- Objective: Every record below is to be retyped exactly.

- Information supplied:
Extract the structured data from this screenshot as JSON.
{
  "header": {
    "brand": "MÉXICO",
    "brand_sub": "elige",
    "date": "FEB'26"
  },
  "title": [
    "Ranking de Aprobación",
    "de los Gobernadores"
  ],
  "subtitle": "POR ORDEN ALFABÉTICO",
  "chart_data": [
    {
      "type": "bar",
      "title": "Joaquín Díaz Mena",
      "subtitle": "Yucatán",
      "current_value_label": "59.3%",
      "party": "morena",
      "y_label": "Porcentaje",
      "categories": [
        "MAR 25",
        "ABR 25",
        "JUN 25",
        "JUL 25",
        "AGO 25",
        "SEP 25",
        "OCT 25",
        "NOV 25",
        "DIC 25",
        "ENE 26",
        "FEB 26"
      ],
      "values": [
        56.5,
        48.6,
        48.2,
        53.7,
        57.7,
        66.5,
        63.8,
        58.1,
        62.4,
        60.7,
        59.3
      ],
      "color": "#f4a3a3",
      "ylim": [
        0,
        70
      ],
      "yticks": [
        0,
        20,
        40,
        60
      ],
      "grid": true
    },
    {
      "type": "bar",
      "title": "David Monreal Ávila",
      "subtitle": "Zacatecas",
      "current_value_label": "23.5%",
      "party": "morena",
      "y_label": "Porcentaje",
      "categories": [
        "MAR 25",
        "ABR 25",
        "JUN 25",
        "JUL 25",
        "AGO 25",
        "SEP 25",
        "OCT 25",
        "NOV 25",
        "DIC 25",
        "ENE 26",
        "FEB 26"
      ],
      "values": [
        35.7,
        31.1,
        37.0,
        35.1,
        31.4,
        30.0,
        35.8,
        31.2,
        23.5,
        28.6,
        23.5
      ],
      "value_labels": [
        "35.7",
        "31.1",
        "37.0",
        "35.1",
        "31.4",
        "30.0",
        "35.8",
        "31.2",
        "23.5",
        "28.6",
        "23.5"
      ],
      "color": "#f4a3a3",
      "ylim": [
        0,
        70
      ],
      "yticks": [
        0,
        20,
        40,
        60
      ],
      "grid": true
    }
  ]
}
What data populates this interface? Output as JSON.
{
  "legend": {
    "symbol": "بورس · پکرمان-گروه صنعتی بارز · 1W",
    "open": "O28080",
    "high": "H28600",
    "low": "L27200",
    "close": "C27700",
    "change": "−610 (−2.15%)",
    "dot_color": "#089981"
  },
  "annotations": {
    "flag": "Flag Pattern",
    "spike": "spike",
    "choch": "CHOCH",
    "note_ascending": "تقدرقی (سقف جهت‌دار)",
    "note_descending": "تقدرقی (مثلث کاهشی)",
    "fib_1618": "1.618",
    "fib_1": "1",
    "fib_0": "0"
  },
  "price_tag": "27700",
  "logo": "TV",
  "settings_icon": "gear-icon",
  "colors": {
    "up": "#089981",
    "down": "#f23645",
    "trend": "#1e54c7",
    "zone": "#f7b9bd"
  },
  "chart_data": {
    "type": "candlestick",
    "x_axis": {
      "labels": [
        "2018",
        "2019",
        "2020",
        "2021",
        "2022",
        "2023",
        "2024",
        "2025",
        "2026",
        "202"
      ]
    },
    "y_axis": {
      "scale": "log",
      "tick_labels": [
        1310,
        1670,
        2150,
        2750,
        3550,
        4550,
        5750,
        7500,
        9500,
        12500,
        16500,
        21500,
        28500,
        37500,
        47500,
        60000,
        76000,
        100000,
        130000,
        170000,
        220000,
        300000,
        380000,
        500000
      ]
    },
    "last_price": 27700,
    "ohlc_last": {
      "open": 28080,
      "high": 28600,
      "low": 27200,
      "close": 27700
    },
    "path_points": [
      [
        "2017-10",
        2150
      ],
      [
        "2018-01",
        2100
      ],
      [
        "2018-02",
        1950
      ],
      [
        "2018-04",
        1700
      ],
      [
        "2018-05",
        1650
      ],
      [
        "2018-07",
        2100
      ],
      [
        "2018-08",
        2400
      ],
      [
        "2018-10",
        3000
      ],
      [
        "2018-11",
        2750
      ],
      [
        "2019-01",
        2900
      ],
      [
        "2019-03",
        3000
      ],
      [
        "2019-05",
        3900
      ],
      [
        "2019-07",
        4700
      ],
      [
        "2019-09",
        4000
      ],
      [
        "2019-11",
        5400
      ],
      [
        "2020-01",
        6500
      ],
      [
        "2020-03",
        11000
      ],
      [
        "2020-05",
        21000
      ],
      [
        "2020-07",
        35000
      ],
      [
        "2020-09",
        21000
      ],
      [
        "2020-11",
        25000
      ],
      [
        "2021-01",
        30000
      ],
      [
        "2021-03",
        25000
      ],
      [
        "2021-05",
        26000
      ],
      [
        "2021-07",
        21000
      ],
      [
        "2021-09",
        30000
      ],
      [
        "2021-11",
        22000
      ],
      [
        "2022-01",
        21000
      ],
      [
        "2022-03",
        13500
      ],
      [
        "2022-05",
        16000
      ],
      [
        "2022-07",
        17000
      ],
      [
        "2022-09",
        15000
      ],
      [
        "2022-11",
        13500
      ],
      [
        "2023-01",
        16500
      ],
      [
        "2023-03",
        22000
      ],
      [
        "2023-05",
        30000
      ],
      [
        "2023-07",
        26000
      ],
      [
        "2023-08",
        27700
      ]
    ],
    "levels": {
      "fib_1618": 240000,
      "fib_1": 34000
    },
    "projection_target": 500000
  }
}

- Written response:
Extract the structured data from this screenshot as JSON.
{
  "header": {
    "brand": "MÉXICO",
    "brand_sub": "elige",
    "date": "FEB'26"
  },
  "title": [
    "Ranking de Aprobación",
    "de los Gobernadores"
  ],
  "subtitle": "POR ORDEN ALFABÉTICO",
  "chart_data": [
    {
      "type": "bar",
      "title": "Joaquín Díaz Mena",
      "subtitle": "Yucatán",
      "current_value_label": "59.3%",
      "party": "morena",
      "y_label": "Porcentaje",
      "categories": [
        "MAR 25",
        "ABR 25",
        "JUN 25",
        "JUL 25",
        "AGO 25",
        "SEP 25",
        "OCT 25",
        "NOV 25",
        "DIC 25",
        "ENE 26",
        "FEB 26"
      ],
      "values": [
        56.5,
        48.6,
        48.2,
        53.7,
        57.7,
        66.5,
        63.8,
        58.1,
        62.4,
        60.7,
        59.3
      ],
      "color": "#f4a3a3",
      "ylim": [
        0,
        70
      ],
      "yticks": [
        0,
        20,
        40,
        60
      ],
      "grid": true
    },
    {
      "type": "bar",
      "title": "David Monreal Ávila",
      "subtitle": "Zacatecas",
      "current_value_label": "23.5%",
      "party": "morena",
      "y_label": "Porcentaje",
      "categories": [
        "MAR 25",
        "ABR 25",
        "JUN 25",
        "JUL 25",
        "AGO 25",
        "SEP 25",
        "OCT 25",
        "NOV 25",
        "DIC 25",
        "ENE 26",
        "FEB 26"
      ],
      "values": [
        35.7,
        31.1,
        37.0,
        35.1,
        31.4,
        30.0,
        35.8,
        31.2,
        23.5,
        28.6,
        23.5
      ],
      "value_labels": [
        "35.7",
        "31.1",
        "37.0",
        "35.1",
        "31.4",
        "30.0",
        "35.8",
        "31.2",
        "23.5",
        "28.6",
        "23.5"
      ],
      "color": "#f4a3a3",
      "ylim": [
        0,
        70
      ],
      "yticks": [
        0,
        20,
        40,
        60
      ],
      "grid": true
    }
  ]
}
What data populates this interface? Output as JSON.
{
  "legend": {
    "symbol": "بورس · پکرمان-گروه صنعتی بارز · 1W",
    "open": "O28080",
    "high": "H28600",
    "low": "L27200",
    "close": "C27700",
    "change": "−610 (−2.15%)",
    "dot_color": "#089981"
  },
  "annotations": {
    "flag": "Flag Pattern",
    "spike": "spike",
    "choch": "CHOCH",
    "note_ascending": "تقدرقی (سقف جهت‌دار)",
    "note_descending": "تقدرقی (مثلث کاهشی)",
    "fib_1618": "1.618",
    "fib_1": "1",
    "fib_0": "0"
  },
  "price_tag": "27700",
  "logo": "TV",
  "settings_icon": "gear-icon",
  "colors": {
    "up": "#089981",
    "down": "#f23645",
    "trend": "#1e54c7",
    "zone": "#f7b9bd"
  },
  "chart_data": {
    "type": "candlestick",
    "x_axis": {
      "labels": [
        "2018",
        "2019",
        "2020",
        "2021",
        "2022",
        "2023",
        "2024",
        "2025",
        "2026",
        "202"
      ]
    },
    "y_axis": {
      "scale": "log",
      "tick_labels": [
        1310,
        1670,
        2150,
        2750,
        3550,
        4550,
        5750,
        7500,
        9500,
        12500,
        16500,
        21500,
        28500,
        37500,
        47500,
        60000,
        76000,
        100000,
        130000,
        170000,
        220000,
        300000,
        380000,
        500000
      ]
    },
    "last_price": 27700,
    "ohlc_last": {
      "open": 28080,
      "high": 28600,
      "low": 27200,
      "close": 27700
    },
    "path_points": [
      [
        "2017-10",
        2150
      ],
      [
        "2018-01",
        2100
      ],
      [
        "2018-02",
        1950
      ],
      [
        "2018-04",
        1700
      ],
      [
        "2018-05",
        1650
      ],
      [
        "2018-07",
        2100
      ],
      [
        "2018-08",
        2400
      ],
      [
        "2018-10",
        3000
      ],
      [
        "2018-11",
        2750
      ],
      [
        "2019-01",
        2900
      ],
      [
        "2019-03",
        3000
      ],
      [
        "2019-05",
        3900
      ],
      [
        "2019-07",
        4700
      ],
      [
        "2019-09",
        4000
      ],
      [
        "2019-11",
        5400
      ],
      [
        "2020-01",
        6500
      ],
      [
        "2020-03",
        11000
      ],
      [
        "2020-05",
        21000
      ],
      [
        "2020-07",
        35000
      ],
      [
        "2020-09",
        21000
      ],
      [
        "2020-11",
        25000
      ],
      [
        "2021-01",
        30000
      ],
      [
        "2021-03",
        25000
      ],
      [
        "2021-05",
        26000
      ],
      [
        "2021-07",
        21000
      ],
      [
        "2021-09",
        30000
      ],
      [
        "2021-11",
        22000
      ],
      [
        "2022-01",
        21000
      ],
      [
        "2022-03",
        13500
      ],
      [
        "2022-05",
        16000
      ],
      [
        "2022-07",
        17000
      ],
      [
        "2022-09",
        15000
      ],
      [
        "2022-11",
        13500
      ],
      [
        "2023-01",
        16500
      ],
      [
        "2023-03",
        22000
      ],
      [
        "2023-05",
        30000
      ],
      [
        "2023-07",
        26000
      ],
      [
        "2023-08",
        27700
      ]
    ],
    "levels": {
      "fib_1618": 240000,
      "fib_1": 34000
    },
    "projection_target": 500000
  }
}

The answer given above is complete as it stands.